REQUIREMENT: Every entry must be given again exactly.

Source data:
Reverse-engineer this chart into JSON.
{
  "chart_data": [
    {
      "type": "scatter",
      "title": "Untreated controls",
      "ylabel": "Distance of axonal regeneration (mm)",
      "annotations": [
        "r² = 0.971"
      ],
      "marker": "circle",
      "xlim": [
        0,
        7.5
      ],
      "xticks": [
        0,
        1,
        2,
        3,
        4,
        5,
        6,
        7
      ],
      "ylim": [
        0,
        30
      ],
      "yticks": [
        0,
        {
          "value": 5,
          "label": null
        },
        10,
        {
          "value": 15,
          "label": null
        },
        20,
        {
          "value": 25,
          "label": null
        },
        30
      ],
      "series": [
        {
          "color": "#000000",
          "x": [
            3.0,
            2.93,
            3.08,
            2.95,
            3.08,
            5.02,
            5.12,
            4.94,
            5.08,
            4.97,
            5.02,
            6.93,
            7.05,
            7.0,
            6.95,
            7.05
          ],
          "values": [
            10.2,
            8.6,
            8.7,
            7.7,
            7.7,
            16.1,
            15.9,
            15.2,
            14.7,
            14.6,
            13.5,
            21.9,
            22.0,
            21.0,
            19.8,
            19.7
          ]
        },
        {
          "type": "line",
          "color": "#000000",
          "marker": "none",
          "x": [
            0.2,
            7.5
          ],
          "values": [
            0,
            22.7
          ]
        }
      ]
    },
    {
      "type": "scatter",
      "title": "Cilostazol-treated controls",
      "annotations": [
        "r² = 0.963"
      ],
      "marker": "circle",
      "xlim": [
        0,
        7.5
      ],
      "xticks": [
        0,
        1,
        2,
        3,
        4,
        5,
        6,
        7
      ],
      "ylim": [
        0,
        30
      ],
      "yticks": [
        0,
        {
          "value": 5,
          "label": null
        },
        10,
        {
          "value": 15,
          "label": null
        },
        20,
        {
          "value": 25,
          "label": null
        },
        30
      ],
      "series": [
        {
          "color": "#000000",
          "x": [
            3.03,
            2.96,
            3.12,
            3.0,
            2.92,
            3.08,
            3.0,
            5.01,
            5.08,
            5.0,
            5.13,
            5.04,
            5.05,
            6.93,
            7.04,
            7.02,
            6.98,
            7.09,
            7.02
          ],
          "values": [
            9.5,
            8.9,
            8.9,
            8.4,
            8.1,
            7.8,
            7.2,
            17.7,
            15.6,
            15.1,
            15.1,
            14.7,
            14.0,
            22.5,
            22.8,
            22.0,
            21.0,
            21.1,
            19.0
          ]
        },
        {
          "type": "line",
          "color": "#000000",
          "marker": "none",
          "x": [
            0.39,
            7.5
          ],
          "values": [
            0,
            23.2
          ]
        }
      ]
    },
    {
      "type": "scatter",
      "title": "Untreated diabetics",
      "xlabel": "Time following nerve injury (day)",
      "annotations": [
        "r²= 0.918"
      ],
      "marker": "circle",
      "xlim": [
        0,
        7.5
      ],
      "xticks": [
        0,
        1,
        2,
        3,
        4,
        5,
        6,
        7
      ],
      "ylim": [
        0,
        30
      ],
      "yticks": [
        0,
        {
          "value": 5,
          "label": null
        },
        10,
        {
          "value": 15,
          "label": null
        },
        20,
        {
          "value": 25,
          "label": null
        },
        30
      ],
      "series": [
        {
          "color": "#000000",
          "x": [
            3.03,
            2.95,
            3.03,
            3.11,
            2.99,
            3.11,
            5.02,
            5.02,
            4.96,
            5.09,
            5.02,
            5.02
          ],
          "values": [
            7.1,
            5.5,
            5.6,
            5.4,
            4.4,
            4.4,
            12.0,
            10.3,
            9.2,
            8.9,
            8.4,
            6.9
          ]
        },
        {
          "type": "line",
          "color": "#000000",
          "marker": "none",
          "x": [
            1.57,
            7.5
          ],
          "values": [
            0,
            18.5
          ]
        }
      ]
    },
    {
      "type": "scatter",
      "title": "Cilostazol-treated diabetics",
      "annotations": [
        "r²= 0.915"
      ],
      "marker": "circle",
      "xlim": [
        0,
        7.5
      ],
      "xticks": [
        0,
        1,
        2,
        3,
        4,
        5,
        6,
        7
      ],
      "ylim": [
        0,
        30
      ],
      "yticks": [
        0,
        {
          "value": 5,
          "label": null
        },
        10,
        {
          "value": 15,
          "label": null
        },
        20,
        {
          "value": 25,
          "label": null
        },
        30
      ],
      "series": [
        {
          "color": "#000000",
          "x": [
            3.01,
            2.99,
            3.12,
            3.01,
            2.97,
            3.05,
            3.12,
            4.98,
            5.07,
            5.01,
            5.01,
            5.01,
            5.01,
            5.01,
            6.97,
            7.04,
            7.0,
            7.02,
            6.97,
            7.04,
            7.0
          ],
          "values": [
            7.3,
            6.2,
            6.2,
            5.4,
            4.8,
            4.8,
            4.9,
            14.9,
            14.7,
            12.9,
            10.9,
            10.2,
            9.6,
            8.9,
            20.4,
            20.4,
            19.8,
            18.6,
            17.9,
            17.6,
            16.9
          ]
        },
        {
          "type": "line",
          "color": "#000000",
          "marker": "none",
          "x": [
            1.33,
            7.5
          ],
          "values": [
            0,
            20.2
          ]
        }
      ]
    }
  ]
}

SOLUTION:
Reverse-engineer this chart into JSON.
{
  "chart_data": [
    {
      "type": "scatter",
      "title": "Untreated controls",
      "ylabel": "Distance of axonal regeneration (mm)",
      "annotations": [
        "r² = 0.971"
      ],
      "marker": "circle",
      "xlim": [
        0,
        7.5
      ],
      "xticks": [
        0,
        1,
        2,
        3,
        4,
        5,
        6,
        7
      ],
      "ylim": [
        0,
        30
      ],
      "yticks": [
        0,
        {
          "value": 5,
          "label": null
        },
        10,
        {
          "value": 15,
          "label": null
        },
        20,
        {
          "value": 25,
          "label": null
        },
        30
      ],
      "series": [
        {
          "color": "#000000",
          "x": [
            3.0,
            2.93,
            3.08,
            2.95,
            3.08,
            5.02,
            5.12,
            4.94,
            5.08,
            4.97,
            5.02,
            6.93,
            7.05,
            7.0,
            6.95,
            7.05
          ],
          "values": [
            10.2,
            8.6,
            8.7,
            7.7,
            7.7,
            16.1,
            15.9,
            15.2,
            14.7,
            14.6,
            13.5,
            21.9,
            22.0,
            21.0,
            19.8,
            19.7
          ]
        },
        {
          "type": "line",
          "color": "#000000",
          "marker": "none",
          "x": [
            0.2,
            7.5
          ],
          "values": [
            0,
            22.7
          ]
        }
      ]
    },
    {
      "type": "scatter",
      "title": "Cilostazol-treated controls",
      "annotations": [
        "r² = 0.963"
      ],
      "marker": "circle",
      "xlim": [
        0,
        7.5
      ],
      "xticks": [
        0,
        1,
        2,
        3,
        4,
        5,
        6,
        7
      ],
      "ylim": [
        0,
        30
      ],
      "yticks": [
        0,
        {
          "value": 5,
          "label": null
        },
        10,
        {
          "value": 15,
          "label": null
        },
        20,
        {
          "value": 25,
          "label": null
        },
        30
      ],
      "series": [
        {
          "color": "#000000",
          "x": [
            3.03,
            2.96,
            3.12,
            3.0,
            2.92,
            3.08,
            3.0,
            5.01,
            5.08,
            5.0,
            5.13,
            5.04,
            5.05,
            6.93,
            7.04,
            7.02,
            6.98,
            7.09,
            7.02
          ],
          "values": [
            9.5,
            8.9,
            8.9,
            8.4,
            8.1,
            7.8,
            7.2,
            17.7,
            15.6,
            15.1,
            15.1,
            14.7,
            14.0,
            22.5,
            22.8,
            22.0,
            21.0,
            21.1,
            19.0
          ]
        },
        {
          "type": "line",
          "color": "#000000",
          "marker": "none",
          "x": [
            0.39,
            7.5
          ],
          "values": [
            0,
            23.2
          ]
        }
      ]
    },
    {
      "type": "scatter",
      "title": "Untreated diabetics",
      "xlabel": "Time following nerve injury (day)",
      "annotations": [
        "r²= 0.918"
      ],
      "marker": "circle",
      "xlim": [
        0,
        7.5
      ],
      "xticks": [
        0,
        1,
        2,
        3,
        4,
        5,
        6,
        7
      ],
      "ylim": [
        0,
        30
      ],
      "yticks": [
        0,
        {
          "value": 5,
          "label": null
        },
        10,
        {
          "value": 15,
          "label": null
        },
        20,
        {
          "value": 25,
          "label": null
        },
        30
      ],
      "series": [
        {
          "color": "#000000",
          "x": [
            3.03,
            2.95,
            3.03,
            3.11,
            2.99,
            3.11,
            5.02,
            5.02,
            4.96,
            5.09,
            5.02,
            5.02
          ],
          "values": [
            7.1,
            5.5,
            5.6,
            5.4,
            4.4,
            4.4,
            12.0,
            10.3,
            9.2,
            8.9,
            8.4,
            6.9
          ]
        },
        {
          "type": "line",
          "color": "#000000",
          "marker": "none",
          "x": [
            1.57,
            7.5
          ],
          "values": [
            0,
            18.5
          ]
        }
      ]
    },
    {
      "type": "scatter",
      "title": "Cilostazol-treated diabetics",
      "annotations": [
        "r²= 0.915"
      ],
      "marker": "circle",
      "xlim": [
        0,
        7.5
      ],
      "xticks": [
        0,
        1,
        2,
        3,
        4,
        5,
        6,
        7
      ],
      "ylim": [
        0,
        30
      ],
      "yticks": [
        0,
        {
          "value": 5,
          "label": null
        },
        10,
        {
          "value": 15,
          "label": null
        },
        20,
        {
          "value": 25,
          "label": null
        },
        30
      ],
      "series": [
        {
          "color": "#000000",
          "x": [
            3.01,
            2.99,
            3.12,
            3.01,
            2.97,
            3.05,
            3.12,
            4.98,
            5.07,
            5.01,
            5.01,
            5.01,
            5.01,
            5.01,
            6.97,
            7.04,
            7.0,
            7.02,
            6.97,
            7.04,
            7.0
          ],
          "values": [
            7.3,
            6.2,
            6.2,
            5.4,
            4.8,
            4.8,
            4.9,
            14.9,
            14.7,
            12.9,
            10.9,
            10.2,
            9.6,
            8.9,
            20.4,
            20.4,
            19.8,
            18.6,
            17.9,
            17.6,
            16.9
          ]
        },
        {
          "type": "line",
          "color": "#000000",
          "marker": "none",
          "x": [
            1.33,
            7.5
          ],
          "values": [
            0,
            20.2
          ]
        }
      ]
    }
  ]
}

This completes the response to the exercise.